→ **Written request**
Read through the data and report every line in which the word "Specific" occurs.

→ **Figure contents as structured data**
%%
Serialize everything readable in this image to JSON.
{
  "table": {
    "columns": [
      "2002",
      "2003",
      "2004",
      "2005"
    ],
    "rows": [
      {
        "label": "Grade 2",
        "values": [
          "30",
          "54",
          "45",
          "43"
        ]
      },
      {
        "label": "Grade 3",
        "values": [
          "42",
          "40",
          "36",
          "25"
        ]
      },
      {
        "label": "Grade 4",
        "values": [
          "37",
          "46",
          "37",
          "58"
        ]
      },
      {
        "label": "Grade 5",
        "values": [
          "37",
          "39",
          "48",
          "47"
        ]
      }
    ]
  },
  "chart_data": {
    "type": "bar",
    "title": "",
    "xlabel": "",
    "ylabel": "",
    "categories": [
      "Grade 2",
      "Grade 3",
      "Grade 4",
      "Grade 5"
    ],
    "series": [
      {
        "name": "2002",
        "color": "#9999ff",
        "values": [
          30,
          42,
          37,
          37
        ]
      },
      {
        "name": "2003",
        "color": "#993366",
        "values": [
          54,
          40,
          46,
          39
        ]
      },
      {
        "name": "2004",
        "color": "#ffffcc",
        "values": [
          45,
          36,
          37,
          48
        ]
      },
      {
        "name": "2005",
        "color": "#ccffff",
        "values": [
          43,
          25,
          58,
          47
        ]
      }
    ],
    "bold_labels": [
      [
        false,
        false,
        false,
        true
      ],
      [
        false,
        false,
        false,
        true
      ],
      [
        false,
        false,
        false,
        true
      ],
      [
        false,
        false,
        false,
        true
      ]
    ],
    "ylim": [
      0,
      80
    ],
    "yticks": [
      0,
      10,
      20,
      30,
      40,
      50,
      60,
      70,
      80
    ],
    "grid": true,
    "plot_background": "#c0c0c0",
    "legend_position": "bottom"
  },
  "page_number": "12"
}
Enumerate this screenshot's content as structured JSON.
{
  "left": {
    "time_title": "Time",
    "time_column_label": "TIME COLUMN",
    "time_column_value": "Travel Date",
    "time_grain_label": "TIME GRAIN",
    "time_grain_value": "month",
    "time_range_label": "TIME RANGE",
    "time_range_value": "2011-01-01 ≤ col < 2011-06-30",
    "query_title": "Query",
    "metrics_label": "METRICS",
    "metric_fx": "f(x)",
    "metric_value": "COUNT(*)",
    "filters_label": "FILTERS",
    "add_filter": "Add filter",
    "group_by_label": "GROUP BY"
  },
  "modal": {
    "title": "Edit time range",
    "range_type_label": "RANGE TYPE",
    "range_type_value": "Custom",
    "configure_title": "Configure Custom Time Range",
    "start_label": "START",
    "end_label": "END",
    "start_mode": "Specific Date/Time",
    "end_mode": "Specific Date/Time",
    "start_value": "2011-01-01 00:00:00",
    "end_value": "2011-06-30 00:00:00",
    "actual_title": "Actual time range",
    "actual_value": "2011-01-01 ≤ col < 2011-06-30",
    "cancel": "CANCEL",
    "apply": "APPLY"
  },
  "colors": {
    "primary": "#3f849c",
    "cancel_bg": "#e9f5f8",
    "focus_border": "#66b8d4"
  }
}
%%
→ **Complete output**
    "start_mode": "Specific Date/Time",
    "end_mode": "Specific Date/Time",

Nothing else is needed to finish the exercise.